Your task: Output all of the entries below precisely as written.

Dataset rows about figures
- - -
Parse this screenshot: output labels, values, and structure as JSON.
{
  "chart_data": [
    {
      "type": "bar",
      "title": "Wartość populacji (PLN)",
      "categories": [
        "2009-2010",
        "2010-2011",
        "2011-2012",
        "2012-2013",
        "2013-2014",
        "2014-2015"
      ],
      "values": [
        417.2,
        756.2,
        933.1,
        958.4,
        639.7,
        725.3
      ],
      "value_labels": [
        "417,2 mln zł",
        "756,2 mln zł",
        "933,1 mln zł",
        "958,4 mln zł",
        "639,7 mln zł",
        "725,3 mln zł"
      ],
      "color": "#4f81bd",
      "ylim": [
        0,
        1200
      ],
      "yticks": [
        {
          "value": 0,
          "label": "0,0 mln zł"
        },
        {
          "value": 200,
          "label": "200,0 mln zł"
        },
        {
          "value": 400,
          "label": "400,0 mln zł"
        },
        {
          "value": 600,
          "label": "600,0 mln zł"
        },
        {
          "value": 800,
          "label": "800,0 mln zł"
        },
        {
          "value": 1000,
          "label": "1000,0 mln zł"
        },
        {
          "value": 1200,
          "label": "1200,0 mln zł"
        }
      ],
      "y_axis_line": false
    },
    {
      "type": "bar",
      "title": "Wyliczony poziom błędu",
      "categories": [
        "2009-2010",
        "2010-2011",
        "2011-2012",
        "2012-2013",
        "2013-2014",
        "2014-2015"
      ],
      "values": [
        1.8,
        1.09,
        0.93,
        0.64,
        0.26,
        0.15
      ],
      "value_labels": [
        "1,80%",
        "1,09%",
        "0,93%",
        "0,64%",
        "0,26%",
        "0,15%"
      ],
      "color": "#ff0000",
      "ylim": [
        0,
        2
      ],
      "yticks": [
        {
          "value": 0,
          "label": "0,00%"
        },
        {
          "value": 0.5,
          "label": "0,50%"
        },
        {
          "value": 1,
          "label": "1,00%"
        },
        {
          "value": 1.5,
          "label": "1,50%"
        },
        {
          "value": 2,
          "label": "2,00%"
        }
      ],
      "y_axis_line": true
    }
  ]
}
- - -
Answer in full:
Parse this screenshot: output labels, values, and structure as JSON.
{
  "chart_data": [
    {
      "type": "bar",
      "title": "Wartość populacji (PLN)",
      "categories": [
        "2009-2010",
        "2010-2011",
        "2011-2012",
        "2012-2013",
        "2013-2014",
        "2014-2015"
      ],
      "values": [
        417.2,
        756.2,
        933.1,
        958.4,
        639.7,
        725.3
      ],
      "value_labels": [
        "417,2 mln zł",
        "756,2 mln zł",
        "933,1 mln zł",
        "958,4 mln zł",
        "639,7 mln zł",
        "725,3 mln zł"
      ],
      "color": "#4f81bd",
      "ylim": [
        0,
        1200
      ],
      "yticks": [
        {
          "value": 0,
          "label": "0,0 mln zł"
        },
        {
          "value": 200,
          "label": "200,0 mln zł"
        },
        {
          "value": 400,
          "label": "400,0 mln zł"
        },
        {
          "value": 600,
          "label": "600,0 mln zł"
        },
        {
          "value": 800,
          "label": "800,0 mln zł"
        },
        {
          "value": 1000,
          "label": "1000,0 mln zł"
        },
        {
          "value": 1200,
          "label": "1200,0 mln zł"
        }
      ],
      "y_axis_line": false
    },
    {
      "type": "bar",
      "title": "Wyliczony poziom błędu",
      "categories": [
        "2009-2010",
        "2010-2011",
        "2011-2012",
        "2012-2013",
        "2013-2014",
        "2014-2015"
      ],
      "values": [
        1.8,
        1.09,
        0.93,
        0.64,
        0.26,
        0.15
      ],
      "value_labels": [
        "1,80%",
        "1,09%",
        "0,93%",
        "0,64%",
        "0,26%",
        "0,15%"
      ],
      "color": "#ff0000",
      "ylim": [
        0,
        2
      ],
      "yticks": [
        {
          "value": 0,
          "label": "0,00%"
        },
        {
          "value": 0.5,
          "label": "0,50%"
        },
        {
          "value": 1,
          "label": "1,00%"
        },
        {
          "value": 1.5,
          "label": "1,50%"
        },
        {
          "value": 2,
          "label": "2,00%"
        }
      ],
      "y_axis_line": true
    }
  ]
}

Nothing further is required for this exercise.